### Written task
Pictures stay out of the copy; restate everything else in the material exactly.

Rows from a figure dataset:

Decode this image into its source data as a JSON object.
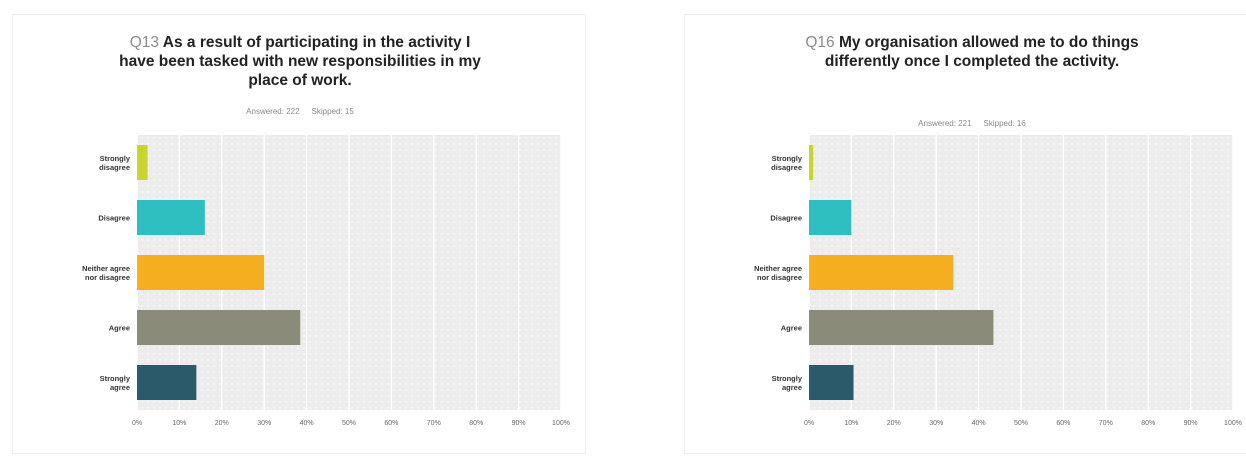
{
  "chart_data": [
    {
      "type": "bar",
      "orientation": "horizontal",
      "question_number": "Q13",
      "title": "As a result of participating in the activity I have been tasked with new responsibilities in my place of work.",
      "answered": "Answered: 222",
      "skipped": "Skipped: 15",
      "categories": [
        "Strongly disagree",
        "Disagree",
        "Neither agree nor disagree",
        "Agree",
        "Strongly agree"
      ],
      "values": [
        2.5,
        16,
        30,
        38.5,
        14
      ],
      "xlim": [
        0,
        100
      ],
      "x_ticks": [
        "0%",
        "10%",
        "20%",
        "30%",
        "40%",
        "50%",
        "60%",
        "70%",
        "80%",
        "90%",
        "100%"
      ],
      "colors": [
        "#c8d52e",
        "#2fbfc1",
        "#f4ae20",
        "#8b8b7a",
        "#2b5a6b"
      ],
      "background": "#ececec"
    },
    {
      "type": "bar",
      "orientation": "horizontal",
      "question_number": "Q16",
      "title": "My organisation allowed me to do things differently once I completed the activity.",
      "answered": "Answered: 221",
      "skipped": "Skipped: 16",
      "categories": [
        "Strongly disagree",
        "Disagree",
        "Neither agree nor disagree",
        "Agree",
        "Strongly agree"
      ],
      "values": [
        1,
        10,
        34,
        43.5,
        10.5
      ],
      "xlim": [
        0,
        100
      ],
      "x_ticks": [
        "0%",
        "10%",
        "20%",
        "30%",
        "40%",
        "50%",
        "60%",
        "70%",
        "80%",
        "90%",
        "100%"
      ],
      "colors": [
        "#c8d52e",
        "#2fbfc1",
        "#f4ae20",
        "#8b8b7a",
        "#2b5a6b"
      ],
      "background": "#ececec"
    }
  ]
}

### Written solution
Decode this image into its source data as a JSON object.
{
  "chart_data": [
    {
      "type": "bar",
      "orientation": "horizontal",
      "question_number": "Q13",
      "title": "As a result of participating in the activity I have been tasked with new responsibilities in my place of work.",
      "answered": "Answered: 222",
      "skipped": "Skipped: 15",
      "categories": [
        "Strongly disagree",
        "Disagree",
        "Neither agree nor disagree",
        "Agree",
        "Strongly agree"
      ],
      "values": [
        2.5,
        16,
        30,
        38.5,
        14
      ],
      "xlim": [
        0,
        100
      ],
      "x_ticks": [
        "0%",
        "10%",
        "20%",
        "30%",
        "40%",
        "50%",
        "60%",
        "70%",
        "80%",
        "90%",
        "100%"
      ],
      "colors": [
        "#c8d52e",
        "#2fbfc1",
        "#f4ae20",
        "#8b8b7a",
        "#2b5a6b"
      ],
      "background": "#ececec"
    },
    {
      "type": "bar",
      "orientation": "horizontal",
      "question_number": "Q16",
      "title": "My organisation allowed me to do things differently once I completed the activity.",
      "answered": "Answered: 221",
      "skipped": "Skipped: 16",
      "categories": [
        "Strongly disagree",
        "Disagree",
        "Neither agree nor disagree",
        "Agree",
        "Strongly agree"
      ],
      "values": [
        1,
        10,
        34,
        43.5,
        10.5
      ],
      "xlim": [
        0,
        100
      ],
      "x_ticks": [
        "0%",
        "10%",
        "20%",
        "30%",
        "40%",
        "50%",
        "60%",
        "70%",
        "80%",
        "90%",
        "100%"
      ],
      "colors": [
        "#c8d52e",
        "#2fbfc1",
        "#f4ae20",
        "#8b8b7a",
        "#2b5a6b"
      ],
      "background": "#ececec"
    }
  ]
}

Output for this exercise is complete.